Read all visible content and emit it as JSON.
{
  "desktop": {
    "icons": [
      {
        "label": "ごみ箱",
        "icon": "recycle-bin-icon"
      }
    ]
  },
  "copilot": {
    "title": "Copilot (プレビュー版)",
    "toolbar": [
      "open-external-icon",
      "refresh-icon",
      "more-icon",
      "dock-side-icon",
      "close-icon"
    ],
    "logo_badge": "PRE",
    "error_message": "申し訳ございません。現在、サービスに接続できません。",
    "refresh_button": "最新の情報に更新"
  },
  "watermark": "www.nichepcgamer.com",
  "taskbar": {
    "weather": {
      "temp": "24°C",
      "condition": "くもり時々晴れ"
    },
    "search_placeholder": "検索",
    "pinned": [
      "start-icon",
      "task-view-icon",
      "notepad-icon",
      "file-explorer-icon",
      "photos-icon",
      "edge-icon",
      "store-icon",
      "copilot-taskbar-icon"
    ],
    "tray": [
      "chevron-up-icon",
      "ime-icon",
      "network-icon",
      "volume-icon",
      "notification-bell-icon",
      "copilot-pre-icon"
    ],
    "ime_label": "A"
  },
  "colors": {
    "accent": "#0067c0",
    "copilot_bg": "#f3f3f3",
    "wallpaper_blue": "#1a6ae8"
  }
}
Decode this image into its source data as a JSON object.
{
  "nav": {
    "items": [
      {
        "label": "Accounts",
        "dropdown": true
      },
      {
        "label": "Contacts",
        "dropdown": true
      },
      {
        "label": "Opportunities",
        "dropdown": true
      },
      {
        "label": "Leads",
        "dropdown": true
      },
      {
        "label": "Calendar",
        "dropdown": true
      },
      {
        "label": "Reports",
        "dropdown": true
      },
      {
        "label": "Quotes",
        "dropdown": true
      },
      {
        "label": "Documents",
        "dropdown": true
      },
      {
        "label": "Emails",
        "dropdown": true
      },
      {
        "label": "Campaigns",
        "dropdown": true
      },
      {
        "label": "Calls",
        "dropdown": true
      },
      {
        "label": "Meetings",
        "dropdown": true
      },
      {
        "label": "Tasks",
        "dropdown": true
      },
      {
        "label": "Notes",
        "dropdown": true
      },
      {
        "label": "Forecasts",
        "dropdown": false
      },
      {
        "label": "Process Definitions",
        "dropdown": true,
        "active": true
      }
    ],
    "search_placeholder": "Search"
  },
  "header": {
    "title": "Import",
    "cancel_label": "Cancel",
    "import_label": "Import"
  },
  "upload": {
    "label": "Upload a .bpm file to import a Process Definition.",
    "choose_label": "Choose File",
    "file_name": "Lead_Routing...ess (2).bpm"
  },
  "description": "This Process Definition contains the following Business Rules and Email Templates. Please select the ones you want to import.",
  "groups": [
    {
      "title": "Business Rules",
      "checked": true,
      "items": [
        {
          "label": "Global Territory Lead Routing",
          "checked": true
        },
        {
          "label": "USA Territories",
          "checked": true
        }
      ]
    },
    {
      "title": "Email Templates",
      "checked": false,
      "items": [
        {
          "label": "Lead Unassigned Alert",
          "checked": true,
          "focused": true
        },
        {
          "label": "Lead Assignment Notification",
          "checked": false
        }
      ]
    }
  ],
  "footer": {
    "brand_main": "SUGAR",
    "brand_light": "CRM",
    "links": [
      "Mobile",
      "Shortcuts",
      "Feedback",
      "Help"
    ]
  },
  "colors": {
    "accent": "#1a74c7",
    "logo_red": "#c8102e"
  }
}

■ ■ ■ ■ ■

**PROBLEM DETAILS:**
All entries shown above should be printed again exactly.

**TASK RESPONSE:**
Read all visible content and emit it as JSON.
{
  "desktop": {
    "icons": [
      {
        "label": "ごみ箱",
        "icon": "recycle-bin-icon"
      }
    ]
  },
  "copilot": {
    "title": "Copilot (プレビュー版)",
    "toolbar": [
      "open-external-icon",
      "refresh-icon",
      "more-icon",
      "dock-side-icon",
      "close-icon"
    ],
    "logo_badge": "PRE",
    "error_message": "申し訳ございません。現在、サービスに接続できません。",
    "refresh_button": "最新の情報に更新"
  },
  "watermark": "www.nichepcgamer.com",
  "taskbar": {
    "weather": {
      "temp": "24°C",
      "condition": "くもり時々晴れ"
    },
    "search_placeholder": "検索",
    "pinned": [
      "start-icon",
      "task-view-icon",
      "notepad-icon",
      "file-explorer-icon",
      "photos-icon",
      "edge-icon",
      "store-icon",
      "copilot-taskbar-icon"
    ],
    "tray": [
      "chevron-up-icon",
      "ime-icon",
      "network-icon",
      "volume-icon",
      "notification-bell-icon",
      "copilot-pre-icon"
    ],
    "ime_label": "A"
  },
  "colors": {
    "accent": "#0067c0",
    "copilot_bg": "#f3f3f3",
    "wallpaper_blue": "#1a6ae8"
  }
}
Decode this image into its source data as a JSON object.
{
  "nav": {
    "items": [
      {
        "label": "Accounts",
        "dropdown": true
      },
      {
        "label": "Contacts",
        "dropdown": true
      },
      {
        "label": "Opportunities",
        "dropdown": true
      },
      {
        "label": "Leads",
        "dropdown": true
      },
      {
        "label": "Calendar",
        "dropdown": true
      },
      {
        "label": "Reports",
        "dropdown": true
      },
      {
        "label": "Quotes",
        "dropdown": true
      },
      {
        "label": "Documents",
        "dropdown": true
      },
      {
        "label": "Emails",
        "dropdown": true
      },
      {
        "label": "Campaigns",
        "dropdown": true
      },
      {
        "label": "Calls",
        "dropdown": true
      },
      {
        "label": "Meetings",
        "dropdown": true
      },
      {
        "label": "Tasks",
        "dropdown": true
      },
      {
        "label": "Notes",
        "dropdown": true
      },
      {
        "label": "Forecasts",
        "dropdown": false
      },
      {
        "label": "Process Definitions",
        "dropdown": true,
        "active": true
      }
    ],
    "search_placeholder": "Search"
  },
  "header": {
    "title": "Import",
    "cancel_label": "Cancel",
    "import_label": "Import"
  },
  "upload": {
    "label": "Upload a .bpm file to import a Process Definition.",
    "choose_label": "Choose File",
    "file_name": "Lead_Routing...ess (2).bpm"
  },
  "description": "This Process Definition contains the following Business Rules and Email Templates. Please select the ones you want to import.",
  "groups": [
    {
      "title": "Business Rules",
      "checked": true,
      "items": [
        {
          "label": "Global Territory Lead Routing",
          "checked": true
        },
        {
          "label": "USA Territories",
          "checked": true
        }
      ]
    },
    {
      "title": "Email Templates",
      "checked": false,
      "items": [
        {
          "label": "Lead Unassigned Alert",
          "checked": true,
          "focused": true
        },
        {
          "label": "Lead Assignment Notification",
          "checked": false
        }
      ]
    }
  ],
  "footer": {
    "brand_main": "SUGAR",
    "brand_light": "CRM",
    "links": [
      "Mobile",
      "Shortcuts",
      "Feedback",
      "Help"
    ]
  },
  "colors": {
    "accent": "#1a74c7",
    "logo_red": "#c8102e"
  }
}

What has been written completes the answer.